[START OF Text]

Randall B. Heiligmann
State Forestry Extension Specialist
Christina M. Milenovic
Extension Associate, 4-H Youth Development
Natural Resources, Horticulture and Crop Sciences
Each year more than a million Ohio families bring the beauty and fragrance of a real Christmas tree into their homes as part of their holiday celebration. In so doing, they are following a tradition that dates to before Christianity and one that is not exclusive to any single religion. During Winter Solstice, early humans used evergreen boughs or entire trees in magical rites intended to secure protection of their homes and the return of vegetation in the spring. Romans decorated their homes with evergreens to celebrate Saturnalia, a winter festival honoring Saturnus, their god of agriculture. During the Middle Ages, Christians in Germany used an evergreen hung with red apples in the December 24 Adam and Eve's Day play depicting the events in the Garden of Eden.

[END OF Text]
[START OF Rows]

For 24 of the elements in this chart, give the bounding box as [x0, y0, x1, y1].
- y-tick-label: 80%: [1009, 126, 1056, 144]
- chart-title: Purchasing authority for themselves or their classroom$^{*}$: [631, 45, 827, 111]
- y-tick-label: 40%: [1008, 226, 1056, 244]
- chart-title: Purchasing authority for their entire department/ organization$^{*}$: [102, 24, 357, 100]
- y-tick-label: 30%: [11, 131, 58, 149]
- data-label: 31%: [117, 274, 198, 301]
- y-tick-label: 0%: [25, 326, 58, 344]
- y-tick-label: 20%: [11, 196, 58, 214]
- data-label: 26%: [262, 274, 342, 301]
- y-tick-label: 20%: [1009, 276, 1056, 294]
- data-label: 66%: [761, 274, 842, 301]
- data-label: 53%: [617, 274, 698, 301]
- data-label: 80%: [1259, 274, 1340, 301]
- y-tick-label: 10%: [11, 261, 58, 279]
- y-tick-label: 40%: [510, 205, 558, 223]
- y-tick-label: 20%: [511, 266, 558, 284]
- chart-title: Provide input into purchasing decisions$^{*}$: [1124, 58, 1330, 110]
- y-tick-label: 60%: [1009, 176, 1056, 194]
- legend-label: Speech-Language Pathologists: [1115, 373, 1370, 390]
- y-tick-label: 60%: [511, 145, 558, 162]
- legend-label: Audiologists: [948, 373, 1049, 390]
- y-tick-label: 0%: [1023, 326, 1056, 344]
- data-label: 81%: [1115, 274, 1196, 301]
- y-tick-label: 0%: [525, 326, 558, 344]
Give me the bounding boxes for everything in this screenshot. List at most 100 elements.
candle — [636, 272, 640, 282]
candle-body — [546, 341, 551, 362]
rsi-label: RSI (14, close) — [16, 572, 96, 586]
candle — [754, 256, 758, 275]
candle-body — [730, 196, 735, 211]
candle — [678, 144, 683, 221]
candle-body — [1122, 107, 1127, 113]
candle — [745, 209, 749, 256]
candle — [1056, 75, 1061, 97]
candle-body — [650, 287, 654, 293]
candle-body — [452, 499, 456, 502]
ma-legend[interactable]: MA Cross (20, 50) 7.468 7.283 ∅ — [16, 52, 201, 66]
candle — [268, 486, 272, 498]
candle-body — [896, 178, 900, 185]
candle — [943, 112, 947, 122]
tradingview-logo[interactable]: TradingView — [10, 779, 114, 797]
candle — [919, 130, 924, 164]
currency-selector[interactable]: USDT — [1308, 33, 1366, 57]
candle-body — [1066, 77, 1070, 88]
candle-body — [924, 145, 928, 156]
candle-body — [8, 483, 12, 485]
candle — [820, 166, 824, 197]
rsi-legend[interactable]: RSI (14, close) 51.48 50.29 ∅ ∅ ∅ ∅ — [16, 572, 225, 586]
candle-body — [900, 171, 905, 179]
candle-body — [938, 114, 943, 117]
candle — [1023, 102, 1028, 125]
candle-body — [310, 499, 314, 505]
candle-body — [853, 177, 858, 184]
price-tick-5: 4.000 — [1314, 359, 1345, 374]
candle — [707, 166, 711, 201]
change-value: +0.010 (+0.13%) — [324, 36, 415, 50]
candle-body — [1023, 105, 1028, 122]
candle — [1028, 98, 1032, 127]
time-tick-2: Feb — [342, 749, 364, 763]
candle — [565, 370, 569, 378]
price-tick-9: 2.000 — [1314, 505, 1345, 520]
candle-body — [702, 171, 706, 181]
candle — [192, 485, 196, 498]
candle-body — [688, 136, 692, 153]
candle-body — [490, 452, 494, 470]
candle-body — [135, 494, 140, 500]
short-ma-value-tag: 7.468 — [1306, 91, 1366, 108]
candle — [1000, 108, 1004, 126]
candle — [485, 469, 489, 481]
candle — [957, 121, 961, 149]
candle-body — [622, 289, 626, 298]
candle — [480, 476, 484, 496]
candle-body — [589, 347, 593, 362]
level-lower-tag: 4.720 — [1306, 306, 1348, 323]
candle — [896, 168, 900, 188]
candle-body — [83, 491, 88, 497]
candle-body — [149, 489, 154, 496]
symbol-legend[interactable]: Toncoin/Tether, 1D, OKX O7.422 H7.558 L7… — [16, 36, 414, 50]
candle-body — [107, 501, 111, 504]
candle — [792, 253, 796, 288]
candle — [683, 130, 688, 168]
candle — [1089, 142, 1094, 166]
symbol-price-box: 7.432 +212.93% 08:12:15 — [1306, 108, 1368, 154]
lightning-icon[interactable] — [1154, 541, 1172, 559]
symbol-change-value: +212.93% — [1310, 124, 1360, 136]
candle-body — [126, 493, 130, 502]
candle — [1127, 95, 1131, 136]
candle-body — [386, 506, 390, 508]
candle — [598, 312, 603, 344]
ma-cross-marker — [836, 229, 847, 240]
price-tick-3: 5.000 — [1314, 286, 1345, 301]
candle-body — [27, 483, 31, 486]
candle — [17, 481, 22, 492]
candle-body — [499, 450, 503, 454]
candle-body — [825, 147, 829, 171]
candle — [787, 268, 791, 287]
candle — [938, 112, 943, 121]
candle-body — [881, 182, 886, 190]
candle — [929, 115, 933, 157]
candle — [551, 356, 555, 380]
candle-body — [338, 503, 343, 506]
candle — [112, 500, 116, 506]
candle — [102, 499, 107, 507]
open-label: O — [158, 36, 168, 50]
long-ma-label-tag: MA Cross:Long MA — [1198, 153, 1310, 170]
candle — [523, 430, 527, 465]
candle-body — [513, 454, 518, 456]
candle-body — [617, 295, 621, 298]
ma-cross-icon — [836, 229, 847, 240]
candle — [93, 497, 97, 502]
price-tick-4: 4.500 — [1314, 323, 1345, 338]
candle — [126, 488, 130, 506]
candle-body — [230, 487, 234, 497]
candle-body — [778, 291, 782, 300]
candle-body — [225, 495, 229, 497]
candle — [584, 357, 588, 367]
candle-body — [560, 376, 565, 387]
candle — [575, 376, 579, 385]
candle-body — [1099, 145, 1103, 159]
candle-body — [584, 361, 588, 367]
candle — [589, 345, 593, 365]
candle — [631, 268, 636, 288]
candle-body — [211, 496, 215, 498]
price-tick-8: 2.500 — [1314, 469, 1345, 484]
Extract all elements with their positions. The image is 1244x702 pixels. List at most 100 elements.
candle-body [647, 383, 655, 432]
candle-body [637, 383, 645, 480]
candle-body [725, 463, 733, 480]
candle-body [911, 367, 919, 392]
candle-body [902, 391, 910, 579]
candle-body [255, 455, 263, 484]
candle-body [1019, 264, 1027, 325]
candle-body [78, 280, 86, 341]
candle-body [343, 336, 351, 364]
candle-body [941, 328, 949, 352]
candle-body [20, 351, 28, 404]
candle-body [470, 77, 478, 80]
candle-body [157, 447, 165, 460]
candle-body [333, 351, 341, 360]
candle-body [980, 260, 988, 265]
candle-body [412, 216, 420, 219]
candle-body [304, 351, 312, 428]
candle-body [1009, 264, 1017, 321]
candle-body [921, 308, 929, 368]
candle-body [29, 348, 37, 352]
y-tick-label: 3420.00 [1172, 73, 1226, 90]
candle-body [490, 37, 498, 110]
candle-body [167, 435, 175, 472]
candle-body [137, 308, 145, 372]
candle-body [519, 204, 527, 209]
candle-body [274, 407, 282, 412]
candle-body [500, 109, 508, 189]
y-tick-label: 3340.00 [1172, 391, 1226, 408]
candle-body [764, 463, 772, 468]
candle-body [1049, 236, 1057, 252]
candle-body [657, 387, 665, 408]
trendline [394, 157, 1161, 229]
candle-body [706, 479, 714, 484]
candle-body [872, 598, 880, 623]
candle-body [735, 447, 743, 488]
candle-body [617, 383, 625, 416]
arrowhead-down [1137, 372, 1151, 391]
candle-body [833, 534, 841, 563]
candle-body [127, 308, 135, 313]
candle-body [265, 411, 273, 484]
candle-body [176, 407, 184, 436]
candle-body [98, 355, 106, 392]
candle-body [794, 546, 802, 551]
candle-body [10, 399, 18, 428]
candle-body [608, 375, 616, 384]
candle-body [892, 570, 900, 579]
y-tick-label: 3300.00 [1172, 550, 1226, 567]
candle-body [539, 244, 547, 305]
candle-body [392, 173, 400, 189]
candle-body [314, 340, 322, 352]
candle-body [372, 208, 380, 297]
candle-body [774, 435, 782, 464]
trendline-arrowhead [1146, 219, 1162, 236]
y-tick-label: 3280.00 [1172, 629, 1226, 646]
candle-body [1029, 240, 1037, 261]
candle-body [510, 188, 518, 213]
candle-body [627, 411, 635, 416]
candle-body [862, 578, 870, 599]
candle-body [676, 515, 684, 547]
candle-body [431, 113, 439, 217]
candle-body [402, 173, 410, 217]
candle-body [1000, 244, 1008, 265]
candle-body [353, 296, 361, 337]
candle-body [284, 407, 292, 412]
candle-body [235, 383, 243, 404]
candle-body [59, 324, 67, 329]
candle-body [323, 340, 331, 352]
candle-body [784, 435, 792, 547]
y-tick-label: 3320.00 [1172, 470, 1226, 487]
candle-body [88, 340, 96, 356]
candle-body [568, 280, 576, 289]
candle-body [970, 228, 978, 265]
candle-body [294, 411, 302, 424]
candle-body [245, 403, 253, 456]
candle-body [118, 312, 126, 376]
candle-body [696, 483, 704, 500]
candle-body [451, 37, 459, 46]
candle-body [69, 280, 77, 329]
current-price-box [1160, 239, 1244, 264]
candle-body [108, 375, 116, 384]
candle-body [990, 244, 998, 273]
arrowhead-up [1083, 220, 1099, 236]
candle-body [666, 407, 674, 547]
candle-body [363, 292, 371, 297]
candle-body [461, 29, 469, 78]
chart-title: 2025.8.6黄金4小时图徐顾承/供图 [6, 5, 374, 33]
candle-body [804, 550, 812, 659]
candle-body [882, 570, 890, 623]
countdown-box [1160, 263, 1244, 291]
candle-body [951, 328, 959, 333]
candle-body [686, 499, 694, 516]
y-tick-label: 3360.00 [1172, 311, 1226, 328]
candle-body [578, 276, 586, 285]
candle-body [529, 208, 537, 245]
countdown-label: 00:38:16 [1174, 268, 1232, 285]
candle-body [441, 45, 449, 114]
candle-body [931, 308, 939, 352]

[END OF Rows]

Write the next part of the Christmas tree text, picking up after its final sentence. You won't need the entries for this.

The oldest record of a cut Christmas tree decorated in today's tradition is reported in a travel diary from 1605, which describes a fir tree in Strasbourg, Germany, hung with paper roses, apples, wafers, and candies. Tradition suggests that the first Christmas trees in the United States were wooden pyramids covered with evergreen boughs decorated by children in a German Moravian church settlement at Bethlehem, Pennsylvania, on Christmas Day in 1747. From that beginning, the use of a real Christmas tree as part of the Christmas holiday celebration in the United States has grown until today more than 30 million real Christmas trees are purchased each year in the United States. And, although at one time all Christmas trees were naturally grown wild trees, almost all Christmas trees marketed today are grown in plantations where they are planted and intensively managed for six to 12 years specifically for harvest as Christmas trees.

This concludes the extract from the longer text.